** Start Records to use **
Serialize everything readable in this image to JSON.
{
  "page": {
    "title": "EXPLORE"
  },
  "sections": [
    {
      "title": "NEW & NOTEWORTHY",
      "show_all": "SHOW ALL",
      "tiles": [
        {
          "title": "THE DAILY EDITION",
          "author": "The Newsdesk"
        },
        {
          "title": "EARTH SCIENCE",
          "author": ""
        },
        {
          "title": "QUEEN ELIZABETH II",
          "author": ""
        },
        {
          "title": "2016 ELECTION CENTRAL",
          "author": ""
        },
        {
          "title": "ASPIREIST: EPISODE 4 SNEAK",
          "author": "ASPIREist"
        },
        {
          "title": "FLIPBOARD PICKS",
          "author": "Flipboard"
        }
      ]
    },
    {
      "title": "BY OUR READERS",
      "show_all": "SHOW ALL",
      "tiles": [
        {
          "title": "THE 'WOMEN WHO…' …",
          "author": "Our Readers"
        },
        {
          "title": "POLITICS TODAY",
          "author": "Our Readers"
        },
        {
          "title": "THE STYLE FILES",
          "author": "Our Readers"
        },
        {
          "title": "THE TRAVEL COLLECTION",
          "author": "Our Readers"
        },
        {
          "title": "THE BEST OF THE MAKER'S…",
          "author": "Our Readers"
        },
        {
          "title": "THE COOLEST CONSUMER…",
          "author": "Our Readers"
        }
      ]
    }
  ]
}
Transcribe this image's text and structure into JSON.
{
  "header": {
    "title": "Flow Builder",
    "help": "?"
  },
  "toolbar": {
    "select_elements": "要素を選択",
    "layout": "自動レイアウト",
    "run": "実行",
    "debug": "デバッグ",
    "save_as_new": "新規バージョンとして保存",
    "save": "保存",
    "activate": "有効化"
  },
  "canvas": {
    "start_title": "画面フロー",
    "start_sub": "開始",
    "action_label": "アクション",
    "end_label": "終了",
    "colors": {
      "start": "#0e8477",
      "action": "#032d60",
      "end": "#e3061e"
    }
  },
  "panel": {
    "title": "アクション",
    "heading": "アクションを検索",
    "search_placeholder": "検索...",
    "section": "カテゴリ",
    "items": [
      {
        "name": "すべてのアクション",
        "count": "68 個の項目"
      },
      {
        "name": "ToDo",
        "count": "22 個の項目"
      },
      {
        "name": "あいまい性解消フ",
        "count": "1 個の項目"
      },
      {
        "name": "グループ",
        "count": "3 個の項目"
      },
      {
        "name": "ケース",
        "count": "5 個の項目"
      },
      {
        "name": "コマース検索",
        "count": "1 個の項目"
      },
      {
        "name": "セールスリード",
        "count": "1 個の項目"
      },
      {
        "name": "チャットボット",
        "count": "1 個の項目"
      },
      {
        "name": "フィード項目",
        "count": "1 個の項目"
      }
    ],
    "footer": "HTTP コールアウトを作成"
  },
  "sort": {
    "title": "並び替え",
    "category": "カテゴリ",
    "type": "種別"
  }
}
** End Records to use **
*Your task*: Write out every entry exactly as given.

*Response to this exercise*:
Serialize everything readable in this image to JSON.
{
  "page": {
    "title": "EXPLORE"
  },
  "sections": [
    {
      "title": "NEW & NOTEWORTHY",
      "show_all": "SHOW ALL",
      "tiles": [
        {
          "title": "THE DAILY EDITION",
          "author": "The Newsdesk"
        },
        {
          "title": "EARTH SCIENCE",
          "author": ""
        },
        {
          "title": "QUEEN ELIZABETH II",
          "author": ""
        },
        {
          "title": "2016 ELECTION CENTRAL",
          "author": ""
        },
        {
          "title": "ASPIREIST: EPISODE 4 SNEAK",
          "author": "ASPIREist"
        },
        {
          "title": "FLIPBOARD PICKS",
          "author": "Flipboard"
        }
      ]
    },
    {
      "title": "BY OUR READERS",
      "show_all": "SHOW ALL",
      "tiles": [
        {
          "title": "THE 'WOMEN WHO…' …",
          "author": "Our Readers"
        },
        {
          "title": "POLITICS TODAY",
          "author": "Our Readers"
        },
        {
          "title": "THE STYLE FILES",
          "author": "Our Readers"
        },
        {
          "title": "THE TRAVEL COLLECTION",
          "author": "Our Readers"
        },
        {
          "title": "THE BEST OF THE MAKER'S…",
          "author": "Our Readers"
        },
        {
          "title": "THE COOLEST CONSUMER…",
          "author": "Our Readers"
        }
      ]
    }
  ]
}
Transcribe this image's text and structure into JSON.
{
  "header": {
    "title": "Flow Builder",
    "help": "?"
  },
  "toolbar": {
    "select_elements": "要素を選択",
    "layout": "自動レイアウト",
    "run": "実行",
    "debug": "デバッグ",
    "save_as_new": "新規バージョンとして保存",
    "save": "保存",
    "activate": "有効化"
  },
  "canvas": {
    "start_title": "画面フロー",
    "start_sub": "開始",
    "action_label": "アクション",
    "end_label": "終了",
    "colors": {
      "start": "#0e8477",
      "action": "#032d60",
      "end": "#e3061e"
    }
  },
  "panel": {
    "title": "アクション",
    "heading": "アクションを検索",
    "search_placeholder": "検索...",
    "section": "カテゴリ",
    "items": [
      {
        "name": "すべてのアクション",
        "count": "68 個の項目"
      },
      {
        "name": "ToDo",
        "count": "22 個の項目"
      },
      {
        "name": "あいまい性解消フ",
        "count": "1 個の項目"
      },
      {
        "name": "グループ",
        "count": "3 個の項目"
      },
      {
        "name": "ケース",
        "count": "5 個の項目"
      },
      {
        "name": "コマース検索",
        "count": "1 個の項目"
      },
      {
        "name": "セールスリード",
        "count": "1 個の項目"
      },
      {
        "name": "チャットボット",
        "count": "1 個の項目"
      },
      {
        "name": "フィード項目",
        "count": "1 個の項目"
      }
    ],
    "footer": "HTTP コールアウトを作成"
  },
  "sort": {
    "title": "並び替え",
    "category": "カテゴリ",
    "type": "種別"
  }
}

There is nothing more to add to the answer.